=== Entries ===

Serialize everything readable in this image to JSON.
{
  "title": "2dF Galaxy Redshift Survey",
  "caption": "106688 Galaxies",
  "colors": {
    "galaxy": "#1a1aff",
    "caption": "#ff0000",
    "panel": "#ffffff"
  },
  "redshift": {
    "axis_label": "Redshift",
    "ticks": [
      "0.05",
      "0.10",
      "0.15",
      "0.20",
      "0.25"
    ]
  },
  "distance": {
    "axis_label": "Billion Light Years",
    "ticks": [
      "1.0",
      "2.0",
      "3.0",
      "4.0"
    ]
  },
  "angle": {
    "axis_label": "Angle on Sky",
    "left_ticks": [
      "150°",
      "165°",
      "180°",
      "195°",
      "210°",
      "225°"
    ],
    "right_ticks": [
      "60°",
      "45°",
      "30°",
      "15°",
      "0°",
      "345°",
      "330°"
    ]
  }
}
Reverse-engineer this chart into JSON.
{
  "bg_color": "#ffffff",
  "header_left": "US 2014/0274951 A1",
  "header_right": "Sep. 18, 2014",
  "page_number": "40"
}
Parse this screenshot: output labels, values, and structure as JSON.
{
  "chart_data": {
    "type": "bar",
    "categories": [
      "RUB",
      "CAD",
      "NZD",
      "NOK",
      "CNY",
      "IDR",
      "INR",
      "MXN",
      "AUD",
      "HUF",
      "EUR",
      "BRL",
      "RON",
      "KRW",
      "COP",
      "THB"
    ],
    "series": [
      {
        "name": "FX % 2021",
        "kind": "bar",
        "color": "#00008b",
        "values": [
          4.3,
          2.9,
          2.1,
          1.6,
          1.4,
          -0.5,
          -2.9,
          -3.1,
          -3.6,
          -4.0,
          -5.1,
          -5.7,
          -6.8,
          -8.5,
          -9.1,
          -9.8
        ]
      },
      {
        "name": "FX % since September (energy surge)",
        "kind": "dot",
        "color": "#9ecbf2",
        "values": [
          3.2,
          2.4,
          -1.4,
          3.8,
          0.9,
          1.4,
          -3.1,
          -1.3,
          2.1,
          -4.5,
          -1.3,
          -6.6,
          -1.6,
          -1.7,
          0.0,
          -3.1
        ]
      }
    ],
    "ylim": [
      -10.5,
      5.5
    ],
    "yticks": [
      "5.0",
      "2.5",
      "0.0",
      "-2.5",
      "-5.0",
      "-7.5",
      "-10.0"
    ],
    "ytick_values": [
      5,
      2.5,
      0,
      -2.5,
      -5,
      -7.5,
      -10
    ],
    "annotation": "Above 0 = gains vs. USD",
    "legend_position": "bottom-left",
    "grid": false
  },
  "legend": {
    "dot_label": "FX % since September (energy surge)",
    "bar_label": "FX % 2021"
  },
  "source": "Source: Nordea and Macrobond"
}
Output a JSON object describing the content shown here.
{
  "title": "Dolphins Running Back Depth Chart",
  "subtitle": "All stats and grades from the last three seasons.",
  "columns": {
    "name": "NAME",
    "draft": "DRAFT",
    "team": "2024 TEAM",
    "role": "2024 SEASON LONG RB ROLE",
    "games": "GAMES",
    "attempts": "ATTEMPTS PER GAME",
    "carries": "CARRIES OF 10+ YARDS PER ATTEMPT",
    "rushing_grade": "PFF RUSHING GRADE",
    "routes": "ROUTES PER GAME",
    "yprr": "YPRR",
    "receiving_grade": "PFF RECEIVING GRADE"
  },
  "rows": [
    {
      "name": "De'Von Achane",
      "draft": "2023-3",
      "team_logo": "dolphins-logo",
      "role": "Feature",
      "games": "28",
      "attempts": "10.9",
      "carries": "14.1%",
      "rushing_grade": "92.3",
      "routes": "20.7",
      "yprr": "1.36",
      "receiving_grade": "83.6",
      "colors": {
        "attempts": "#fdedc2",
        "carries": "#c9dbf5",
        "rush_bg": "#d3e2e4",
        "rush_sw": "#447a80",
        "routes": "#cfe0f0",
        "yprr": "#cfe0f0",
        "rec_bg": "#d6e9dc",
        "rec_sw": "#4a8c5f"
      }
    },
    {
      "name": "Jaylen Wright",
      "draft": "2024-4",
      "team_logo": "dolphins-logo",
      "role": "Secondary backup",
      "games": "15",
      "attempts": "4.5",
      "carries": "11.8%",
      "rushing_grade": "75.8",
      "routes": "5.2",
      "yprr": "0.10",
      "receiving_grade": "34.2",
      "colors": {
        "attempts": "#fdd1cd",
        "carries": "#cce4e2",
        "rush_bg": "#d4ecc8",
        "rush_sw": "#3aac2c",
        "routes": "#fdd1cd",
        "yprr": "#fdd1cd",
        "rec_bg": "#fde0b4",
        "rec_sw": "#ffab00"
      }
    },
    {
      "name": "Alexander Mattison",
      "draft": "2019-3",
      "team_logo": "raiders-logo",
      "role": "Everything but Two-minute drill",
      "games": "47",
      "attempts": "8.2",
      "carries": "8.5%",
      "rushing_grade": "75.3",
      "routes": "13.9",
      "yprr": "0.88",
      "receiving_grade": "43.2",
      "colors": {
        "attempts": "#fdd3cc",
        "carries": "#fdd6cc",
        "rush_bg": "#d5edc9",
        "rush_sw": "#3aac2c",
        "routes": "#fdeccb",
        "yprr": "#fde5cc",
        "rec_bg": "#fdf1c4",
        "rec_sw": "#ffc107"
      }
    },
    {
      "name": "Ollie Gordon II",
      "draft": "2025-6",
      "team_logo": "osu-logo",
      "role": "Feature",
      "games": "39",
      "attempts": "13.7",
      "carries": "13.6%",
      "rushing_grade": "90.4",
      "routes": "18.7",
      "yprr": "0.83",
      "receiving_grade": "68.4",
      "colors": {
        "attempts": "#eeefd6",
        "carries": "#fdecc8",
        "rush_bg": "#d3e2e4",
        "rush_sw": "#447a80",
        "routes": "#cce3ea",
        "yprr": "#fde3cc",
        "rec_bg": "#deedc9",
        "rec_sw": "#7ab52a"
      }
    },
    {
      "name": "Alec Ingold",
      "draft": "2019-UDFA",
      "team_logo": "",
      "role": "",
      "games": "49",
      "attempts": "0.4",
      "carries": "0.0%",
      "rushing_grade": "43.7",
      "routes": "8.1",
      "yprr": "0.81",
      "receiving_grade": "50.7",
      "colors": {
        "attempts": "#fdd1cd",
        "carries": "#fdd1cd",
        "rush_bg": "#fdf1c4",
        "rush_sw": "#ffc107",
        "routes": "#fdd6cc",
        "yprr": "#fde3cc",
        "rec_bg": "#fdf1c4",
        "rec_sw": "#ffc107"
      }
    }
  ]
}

===

## What to work on
Repeat every record, keeping each word and mark exactly as it is.

## Result below
Serialize everything readable in this image to JSON.
{
  "title": "2dF Galaxy Redshift Survey",
  "caption": "106688 Galaxies",
  "colors": {
    "galaxy": "#1a1aff",
    "caption": "#ff0000",
    "panel": "#ffffff"
  },
  "redshift": {
    "axis_label": "Redshift",
    "ticks": [
      "0.05",
      "0.10",
      "0.15",
      "0.20",
      "0.25"
    ]
  },
  "distance": {
    "axis_label": "Billion Light Years",
    "ticks": [
      "1.0",
      "2.0",
      "3.0",
      "4.0"
    ]
  },
  "angle": {
    "axis_label": "Angle on Sky",
    "left_ticks": [
      "150°",
      "165°",
      "180°",
      "195°",
      "210°",
      "225°"
    ],
    "right_ticks": [
      "60°",
      "45°",
      "30°",
      "15°",
      "0°",
      "345°",
      "330°"
    ]
  }
}
Reverse-engineer this chart into JSON.
{
  "bg_color": "#ffffff",
  "header_left": "US 2014/0274951 A1",
  "header_right": "Sep. 18, 2014",
  "page_number": "40"
}
Parse this screenshot: output labels, values, and structure as JSON.
{
  "chart_data": {
    "type": "bar",
    "categories": [
      "RUB",
      "CAD",
      "NZD",
      "NOK",
      "CNY",
      "IDR",
      "INR",
      "MXN",
      "AUD",
      "HUF",
      "EUR",
      "BRL",
      "RON",
      "KRW",
      "COP",
      "THB"
    ],
    "series": [
      {
        "name": "FX % 2021",
        "kind": "bar",
        "color": "#00008b",
        "values": [
          4.3,
          2.9,
          2.1,
          1.6,
          1.4,
          -0.5,
          -2.9,
          -3.1,
          -3.6,
          -4.0,
          -5.1,
          -5.7,
          -6.8,
          -8.5,
          -9.1,
          -9.8
        ]
      },
      {
        "name": "FX % since September (energy surge)",
        "kind": "dot",
        "color": "#9ecbf2",
        "values": [
          3.2,
          2.4,
          -1.4,
          3.8,
          0.9,
          1.4,
          -3.1,
          -1.3,
          2.1,
          -4.5,
          -1.3,
          -6.6,
          -1.6,
          -1.7,
          0.0,
          -3.1
        ]
      }
    ],
    "ylim": [
      -10.5,
      5.5
    ],
    "yticks": [
      "5.0",
      "2.5",
      "0.0",
      "-2.5",
      "-5.0",
      "-7.5",
      "-10.0"
    ],
    "ytick_values": [
      5,
      2.5,
      0,
      -2.5,
      -5,
      -7.5,
      -10
    ],
    "annotation": "Above 0 = gains vs. USD",
    "legend_position": "bottom-left",
    "grid": false
  },
  "legend": {
    "dot_label": "FX % since September (energy surge)",
    "bar_label": "FX % 2021"
  },
  "source": "Source: Nordea and Macrobond"
}
Output a JSON object describing the content shown here.
{
  "title": "Dolphins Running Back Depth Chart",
  "subtitle": "All stats and grades from the last three seasons.",
  "columns": {
    "name": "NAME",
    "draft": "DRAFT",
    "team": "2024 TEAM",
    "role": "2024 SEASON LONG RB ROLE",
    "games": "GAMES",
    "attempts": "ATTEMPTS PER GAME",
    "carries": "CARRIES OF 10+ YARDS PER ATTEMPT",
    "rushing_grade": "PFF RUSHING GRADE",
    "routes": "ROUTES PER GAME",
    "yprr": "YPRR",
    "receiving_grade": "PFF RECEIVING GRADE"
  },
  "rows": [
    {
      "name": "De'Von Achane",
      "draft": "2023-3",
      "team_logo": "dolphins-logo",
      "role": "Feature",
      "games": "28",
      "attempts": "10.9",
      "carries": "14.1%",
      "rushing_grade": "92.3",
      "routes": "20.7",
      "yprr": "1.36",
      "receiving_grade": "83.6",
      "colors": {
        "attempts": "#fdedc2",
        "carries": "#c9dbf5",
        "rush_bg": "#d3e2e4",
        "rush_sw": "#447a80",
        "routes": "#cfe0f0",
        "yprr": "#cfe0f0",
        "rec_bg": "#d6e9dc",
        "rec_sw": "#4a8c5f"
      }
    },
    {
      "name": "Jaylen Wright",
      "draft": "2024-4",
      "team_logo": "dolphins-logo",
      "role": "Secondary backup",
      "games": "15",
      "attempts": "4.5",
      "carries": "11.8%",
      "rushing_grade": "75.8",
      "routes": "5.2",
      "yprr": "0.10",
      "receiving_grade": "34.2",
      "colors": {
        "attempts": "#fdd1cd",
        "carries": "#cce4e2",
        "rush_bg": "#d4ecc8",
        "rush_sw": "#3aac2c",
        "routes": "#fdd1cd",
        "yprr": "#fdd1cd",
        "rec_bg": "#fde0b4",
        "rec_sw": "#ffab00"
      }
    },
    {
      "name": "Alexander Mattison",
      "draft": "2019-3",
      "team_logo": "raiders-logo",
      "role": "Everything but Two-minute drill",
      "games": "47",
      "attempts": "8.2",
      "carries": "8.5%",
      "rushing_grade": "75.3",
      "routes": "13.9",
      "yprr": "0.88",
      "receiving_grade": "43.2",
      "colors": {
        "attempts": "#fdd3cc",
        "carries": "#fdd6cc",
        "rush_bg": "#d5edc9",
        "rush_sw": "#3aac2c",
        "routes": "#fdeccb",
        "yprr": "#fde5cc",
        "rec_bg": "#fdf1c4",
        "rec_sw": "#ffc107"
      }
    },
    {
      "name": "Ollie Gordon II",
      "draft": "2025-6",
      "team_logo": "osu-logo",
      "role": "Feature",
      "games": "39",
      "attempts": "13.7",
      "carries": "13.6%",
      "rushing_grade": "90.4",
      "routes": "18.7",
      "yprr": "0.83",
      "receiving_grade": "68.4",
      "colors": {
        "attempts": "#eeefd6",
        "carries": "#fdecc8",
        "rush_bg": "#d3e2e4",
        "rush_sw": "#447a80",
        "routes": "#cce3ea",
        "yprr": "#fde3cc",
        "rec_bg": "#deedc9",
        "rec_sw": "#7ab52a"
      }
    },
    {
      "name": "Alec Ingold",
      "draft": "2019-UDFA",
      "team_logo": "",
      "role": "",
      "games": "49",
      "attempts": "0.4",
      "carries": "0.0%",
      "rushing_grade": "43.7",
      "routes": "8.1",
      "yprr": "0.81",
      "receiving_grade": "50.7",
      "colors": {
        "attempts": "#fdd1cd",
        "carries": "#fdd1cd",
        "rush_bg": "#fdf1c4",
        "rush_sw": "#ffc107",
        "routes": "#fdd6cc",
        "yprr": "#fde3cc",
        "rec_bg": "#fdf1c4",
        "rec_sw": "#ffc107"
      }
    }
  ]
}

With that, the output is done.